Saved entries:
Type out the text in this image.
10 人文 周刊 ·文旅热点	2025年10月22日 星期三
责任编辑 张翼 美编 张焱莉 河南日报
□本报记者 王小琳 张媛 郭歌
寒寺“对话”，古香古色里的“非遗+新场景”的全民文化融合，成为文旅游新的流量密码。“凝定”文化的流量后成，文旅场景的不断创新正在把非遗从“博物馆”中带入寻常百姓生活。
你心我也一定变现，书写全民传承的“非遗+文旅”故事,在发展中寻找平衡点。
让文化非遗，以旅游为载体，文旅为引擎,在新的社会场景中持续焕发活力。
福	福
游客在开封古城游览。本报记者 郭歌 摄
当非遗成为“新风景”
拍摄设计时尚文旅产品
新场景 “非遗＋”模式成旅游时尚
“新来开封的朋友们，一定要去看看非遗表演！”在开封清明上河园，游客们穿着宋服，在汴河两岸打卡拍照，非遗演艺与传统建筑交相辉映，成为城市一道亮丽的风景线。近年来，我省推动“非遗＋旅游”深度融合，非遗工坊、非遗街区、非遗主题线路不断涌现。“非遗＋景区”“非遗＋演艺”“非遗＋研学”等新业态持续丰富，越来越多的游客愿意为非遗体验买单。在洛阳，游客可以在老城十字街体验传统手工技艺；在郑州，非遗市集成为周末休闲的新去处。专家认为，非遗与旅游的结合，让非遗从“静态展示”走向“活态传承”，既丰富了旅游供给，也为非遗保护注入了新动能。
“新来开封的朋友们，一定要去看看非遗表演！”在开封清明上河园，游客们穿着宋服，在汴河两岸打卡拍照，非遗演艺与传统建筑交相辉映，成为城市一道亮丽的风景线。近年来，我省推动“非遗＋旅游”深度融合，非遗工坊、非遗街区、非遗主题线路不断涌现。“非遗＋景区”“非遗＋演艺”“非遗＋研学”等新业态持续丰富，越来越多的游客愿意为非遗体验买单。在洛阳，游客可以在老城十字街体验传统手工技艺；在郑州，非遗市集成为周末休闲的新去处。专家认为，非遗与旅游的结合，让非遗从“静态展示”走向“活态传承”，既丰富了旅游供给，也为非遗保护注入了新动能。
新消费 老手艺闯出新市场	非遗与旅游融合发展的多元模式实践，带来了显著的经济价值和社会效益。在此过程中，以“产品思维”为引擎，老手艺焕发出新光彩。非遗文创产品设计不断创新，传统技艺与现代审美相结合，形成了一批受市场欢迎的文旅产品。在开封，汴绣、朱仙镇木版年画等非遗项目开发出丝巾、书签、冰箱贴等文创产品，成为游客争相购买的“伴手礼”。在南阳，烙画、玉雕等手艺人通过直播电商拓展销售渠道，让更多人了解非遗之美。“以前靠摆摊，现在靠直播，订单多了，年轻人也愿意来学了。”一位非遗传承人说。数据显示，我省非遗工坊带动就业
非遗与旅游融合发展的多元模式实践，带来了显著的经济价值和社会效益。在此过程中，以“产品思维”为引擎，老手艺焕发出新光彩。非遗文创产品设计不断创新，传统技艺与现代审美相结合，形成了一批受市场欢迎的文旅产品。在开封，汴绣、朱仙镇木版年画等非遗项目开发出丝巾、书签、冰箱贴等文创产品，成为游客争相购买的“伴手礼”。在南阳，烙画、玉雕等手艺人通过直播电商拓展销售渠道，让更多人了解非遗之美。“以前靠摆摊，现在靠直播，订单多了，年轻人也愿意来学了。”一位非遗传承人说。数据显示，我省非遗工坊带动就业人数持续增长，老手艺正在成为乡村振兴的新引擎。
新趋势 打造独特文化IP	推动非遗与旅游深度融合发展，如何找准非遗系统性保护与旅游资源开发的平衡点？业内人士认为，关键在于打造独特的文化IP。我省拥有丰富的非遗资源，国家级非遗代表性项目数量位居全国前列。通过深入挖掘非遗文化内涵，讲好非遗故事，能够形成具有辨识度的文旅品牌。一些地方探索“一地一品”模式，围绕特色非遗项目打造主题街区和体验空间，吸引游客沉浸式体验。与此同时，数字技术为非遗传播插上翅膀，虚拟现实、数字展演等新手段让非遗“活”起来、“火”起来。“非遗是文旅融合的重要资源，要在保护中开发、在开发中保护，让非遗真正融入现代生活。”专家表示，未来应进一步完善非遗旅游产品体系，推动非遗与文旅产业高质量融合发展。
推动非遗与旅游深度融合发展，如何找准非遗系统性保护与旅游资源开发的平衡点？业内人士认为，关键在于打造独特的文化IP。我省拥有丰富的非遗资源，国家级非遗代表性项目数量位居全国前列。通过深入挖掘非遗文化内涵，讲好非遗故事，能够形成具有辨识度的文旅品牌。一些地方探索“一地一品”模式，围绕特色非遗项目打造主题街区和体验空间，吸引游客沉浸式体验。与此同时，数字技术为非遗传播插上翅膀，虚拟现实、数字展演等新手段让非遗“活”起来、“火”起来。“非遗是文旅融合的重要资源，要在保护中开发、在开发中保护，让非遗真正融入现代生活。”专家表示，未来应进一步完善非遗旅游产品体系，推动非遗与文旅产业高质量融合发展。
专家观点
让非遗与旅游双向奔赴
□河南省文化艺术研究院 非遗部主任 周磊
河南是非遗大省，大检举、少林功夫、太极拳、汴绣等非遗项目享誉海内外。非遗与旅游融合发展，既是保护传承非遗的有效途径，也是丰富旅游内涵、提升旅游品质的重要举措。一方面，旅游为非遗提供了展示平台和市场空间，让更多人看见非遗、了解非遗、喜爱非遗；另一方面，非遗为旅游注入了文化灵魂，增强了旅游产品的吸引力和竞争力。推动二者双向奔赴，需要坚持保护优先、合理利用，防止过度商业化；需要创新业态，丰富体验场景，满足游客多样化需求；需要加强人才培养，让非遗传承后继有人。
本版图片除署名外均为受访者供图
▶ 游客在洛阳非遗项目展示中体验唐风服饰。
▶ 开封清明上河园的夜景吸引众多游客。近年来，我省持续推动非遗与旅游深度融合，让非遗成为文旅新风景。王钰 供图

# INSTRUCTIONS FOR THE TASK
All of the entries must be written out exactly as they stand.

# EXERCISE RESULT
Type out the text in this image.
10 人文 周刊 ·文旅热点	2025年10月22日 星期三
责任编辑 张翼 美编 张焱莉 河南日报
□本报记者 王小琳 张媛 郭歌
寒寺“对话”，古香古色里的“非遗+新场景”的全民文化融合，成为文旅游新的流量密码。“凝定”文化的流量后成，文旅场景的不断创新正在把非遗从“博物馆”中带入寻常百姓生活。
你心我也一定变现，书写全民传承的“非遗+文旅”故事,在发展中寻找平衡点。
让文化非遗，以旅游为载体，文旅为引擎,在新的社会场景中持续焕发活力。
福	福
游客在开封古城游览。本报记者 郭歌 摄
当非遗成为“新风景”
拍摄设计时尚文旅产品
新场景 “非遗＋”模式成旅游时尚
“新来开封的朋友们，一定要去看看非遗表演！”在开封清明上河园，游客们穿着宋服，在汴河两岸打卡拍照，非遗演艺与传统建筑交相辉映，成为城市一道亮丽的风景线。近年来，我省推动“非遗＋旅游”深度融合，非遗工坊、非遗街区、非遗主题线路不断涌现。“非遗＋景区”“非遗＋演艺”“非遗＋研学”等新业态持续丰富，越来越多的游客愿意为非遗体验买单。在洛阳，游客可以在老城十字街体验传统手工技艺；在郑州，非遗市集成为周末休闲的新去处。专家认为，非遗与旅游的结合，让非遗从“静态展示”走向“活态传承”，既丰富了旅游供给，也为非遗保护注入了新动能。
“新来开封的朋友们，一定要去看看非遗表演！”在开封清明上河园，游客们穿着宋服，在汴河两岸打卡拍照，非遗演艺与传统建筑交相辉映，成为城市一道亮丽的风景线。近年来，我省推动“非遗＋旅游”深度融合，非遗工坊、非遗街区、非遗主题线路不断涌现。“非遗＋景区”“非遗＋演艺”“非遗＋研学”等新业态持续丰富，越来越多的游客愿意为非遗体验买单。在洛阳，游客可以在老城十字街体验传统手工技艺；在郑州，非遗市集成为周末休闲的新去处。专家认为，非遗与旅游的结合，让非遗从“静态展示”走向“活态传承”，既丰富了旅游供给，也为非遗保护注入了新动能。
新消费 老手艺闯出新市场	非遗与旅游融合发展的多元模式实践，带来了显著的经济价值和社会效益。在此过程中，以“产品思维”为引擎，老手艺焕发出新光彩。非遗文创产品设计不断创新，传统技艺与现代审美相结合，形成了一批受市场欢迎的文旅产品。在开封，汴绣、朱仙镇木版年画等非遗项目开发出丝巾、书签、冰箱贴等文创产品，成为游客争相购买的“伴手礼”。在南阳，烙画、玉雕等手艺人通过直播电商拓展销售渠道，让更多人了解非遗之美。“以前靠摆摊，现在靠直播，订单多了，年轻人也愿意来学了。”一位非遗传承人说。数据显示，我省非遗工坊带动就业
非遗与旅游融合发展的多元模式实践，带来了显著的经济价值和社会效益。在此过程中，以“产品思维”为引擎，老手艺焕发出新光彩。非遗文创产品设计不断创新，传统技艺与现代审美相结合，形成了一批受市场欢迎的文旅产品。在开封，汴绣、朱仙镇木版年画等非遗项目开发出丝巾、书签、冰箱贴等文创产品，成为游客争相购买的“伴手礼”。在南阳，烙画、玉雕等手艺人通过直播电商拓展销售渠道，让更多人了解非遗之美。“以前靠摆摊，现在靠直播，订单多了，年轻人也愿意来学了。”一位非遗传承人说。数据显示，我省非遗工坊带动就业人数持续增长，老手艺正在成为乡村振兴的新引擎。
新趋势 打造独特文化IP	推动非遗与旅游深度融合发展，如何找准非遗系统性保护与旅游资源开发的平衡点？业内人士认为，关键在于打造独特的文化IP。我省拥有丰富的非遗资源，国家级非遗代表性项目数量位居全国前列。通过深入挖掘非遗文化内涵，讲好非遗故事，能够形成具有辨识度的文旅品牌。一些地方探索“一地一品”模式，围绕特色非遗项目打造主题街区和体验空间，吸引游客沉浸式体验。与此同时，数字技术为非遗传播插上翅膀，虚拟现实、数字展演等新手段让非遗“活”起来、“火”起来。“非遗是文旅融合的重要资源，要在保护中开发、在开发中保护，让非遗真正融入现代生活。”专家表示，未来应进一步完善非遗旅游产品体系，推动非遗与文旅产业高质量融合发展。
推动非遗与旅游深度融合发展，如何找准非遗系统性保护与旅游资源开发的平衡点？业内人士认为，关键在于打造独特的文化IP。我省拥有丰富的非遗资源，国家级非遗代表性项目数量位居全国前列。通过深入挖掘非遗文化内涵，讲好非遗故事，能够形成具有辨识度的文旅品牌。一些地方探索“一地一品”模式，围绕特色非遗项目打造主题街区和体验空间，吸引游客沉浸式体验。与此同时，数字技术为非遗传播插上翅膀，虚拟现实、数字展演等新手段让非遗“活”起来、“火”起来。“非遗是文旅融合的重要资源，要在保护中开发、在开发中保护，让非遗真正融入现代生活。”专家表示，未来应进一步完善非遗旅游产品体系，推动非遗与文旅产业高质量融合发展。
专家观点
让非遗与旅游双向奔赴
□河南省文化艺术研究院 非遗部主任 周磊
河南是非遗大省，大检举、少林功夫、太极拳、汴绣等非遗项目享誉海内外。非遗与旅游融合发展，既是保护传承非遗的有效途径，也是丰富旅游内涵、提升旅游品质的重要举措。一方面，旅游为非遗提供了展示平台和市场空间，让更多人看见非遗、了解非遗、喜爱非遗；另一方面，非遗为旅游注入了文化灵魂，增强了旅游产品的吸引力和竞争力。推动二者双向奔赴，需要坚持保护优先、合理利用，防止过度商业化；需要创新业态，丰富体验场景，满足游客多样化需求；需要加强人才培养，让非遗传承后继有人。
本版图片除署名外均为受访者供图
▶ 游客在洛阳非遗项目展示中体验唐风服饰。
▶ 开封清明上河园的夜景吸引众多游客。近年来，我省持续推动非遗与旅游深度融合，让非遗成为文旅新风景。王钰 供图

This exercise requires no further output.